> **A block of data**

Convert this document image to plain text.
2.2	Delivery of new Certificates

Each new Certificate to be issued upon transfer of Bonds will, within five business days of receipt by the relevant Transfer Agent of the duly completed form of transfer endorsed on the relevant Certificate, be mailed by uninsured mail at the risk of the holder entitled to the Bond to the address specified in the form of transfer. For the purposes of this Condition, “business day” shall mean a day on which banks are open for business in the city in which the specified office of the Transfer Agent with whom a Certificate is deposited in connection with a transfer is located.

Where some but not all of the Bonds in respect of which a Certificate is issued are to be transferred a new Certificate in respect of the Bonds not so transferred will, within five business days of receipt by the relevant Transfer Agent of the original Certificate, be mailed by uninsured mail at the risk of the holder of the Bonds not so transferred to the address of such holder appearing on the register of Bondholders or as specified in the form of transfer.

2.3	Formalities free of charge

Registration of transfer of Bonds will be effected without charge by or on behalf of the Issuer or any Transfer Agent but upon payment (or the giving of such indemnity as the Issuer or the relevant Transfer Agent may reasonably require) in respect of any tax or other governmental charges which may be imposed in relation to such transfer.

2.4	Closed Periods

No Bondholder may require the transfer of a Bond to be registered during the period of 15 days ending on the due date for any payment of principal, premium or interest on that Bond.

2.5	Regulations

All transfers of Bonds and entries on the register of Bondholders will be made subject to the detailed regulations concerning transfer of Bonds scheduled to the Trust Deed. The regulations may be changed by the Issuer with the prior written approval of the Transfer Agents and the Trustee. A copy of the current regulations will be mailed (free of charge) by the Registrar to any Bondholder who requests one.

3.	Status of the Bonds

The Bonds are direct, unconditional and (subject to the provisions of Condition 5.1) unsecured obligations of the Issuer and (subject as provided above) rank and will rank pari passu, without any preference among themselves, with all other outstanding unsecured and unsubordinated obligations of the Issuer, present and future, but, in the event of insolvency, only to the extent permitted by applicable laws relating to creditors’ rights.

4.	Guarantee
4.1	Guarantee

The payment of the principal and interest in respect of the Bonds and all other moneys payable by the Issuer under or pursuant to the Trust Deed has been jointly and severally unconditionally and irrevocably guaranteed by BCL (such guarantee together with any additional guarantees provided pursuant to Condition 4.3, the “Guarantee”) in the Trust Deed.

> **Given problem**
Print back all the lines verbatim.

> **Exercise answer**
Convert this document image to plain text.
2.2	Delivery of new Certificates

Each new Certificate to be issued upon transfer of Bonds will, within five business days of receipt by the relevant Transfer Agent of the duly completed form of transfer endorsed on the relevant Certificate, be mailed by uninsured mail at the risk of the holder entitled to the Bond to the address specified in the form of transfer. For the purposes of this Condition, “business day” shall mean a day on which banks are open for business in the city in which the specified office of the Transfer Agent with whom a Certificate is deposited in connection with a transfer is located.

Where some but not all of the Bonds in respect of which a Certificate is issued are to be transferred a new Certificate in respect of the Bonds not so transferred will, within five business days of receipt by the relevant Transfer Agent of the original Certificate, be mailed by uninsured mail at the risk of the holder of the Bonds not so transferred to the address of such holder appearing on the register of Bondholders or as specified in the form of transfer.

2.3	Formalities free of charge

Registration of transfer of Bonds will be effected without charge by or on behalf of the Issuer or any Transfer Agent but upon payment (or the giving of such indemnity as the Issuer or the relevant Transfer Agent may reasonably require) in respect of any tax or other governmental charges which may be imposed in relation to such transfer.

2.4	Closed Periods

No Bondholder may require the transfer of a Bond to be registered during the period of 15 days ending on the due date for any payment of principal, premium or interest on that Bond.

2.5	Regulations

All transfers of Bonds and entries on the register of Bondholders will be made subject to the detailed regulations concerning transfer of Bonds scheduled to the Trust Deed. The regulations may be changed by the Issuer with the prior written approval of the Transfer Agents and the Trustee. A copy of the current regulations will be mailed (free of charge) by the Registrar to any Bondholder who requests one.

3.	Status of the Bonds

The Bonds are direct, unconditional and (subject to the provisions of Condition 5.1) unsecured obligations of the Issuer and (subject as provided above) rank and will rank pari passu, without any preference among themselves, with all other outstanding unsecured and unsubordinated obligations of the Issuer, present and future, but, in the event of insolvency, only to the extent permitted by applicable laws relating to creditors’ rights.

4.	Guarantee
4.1	Guarantee

The payment of the principal and interest in respect of the Bonds and all other moneys payable by the Issuer under or pursuant to the Trust Deed has been jointly and severally unconditionally and irrevocably guaranteed by BCL (such guarantee together with any additional guarantees provided pursuant to Condition 4.3, the “Guarantee”) in the Trust Deed.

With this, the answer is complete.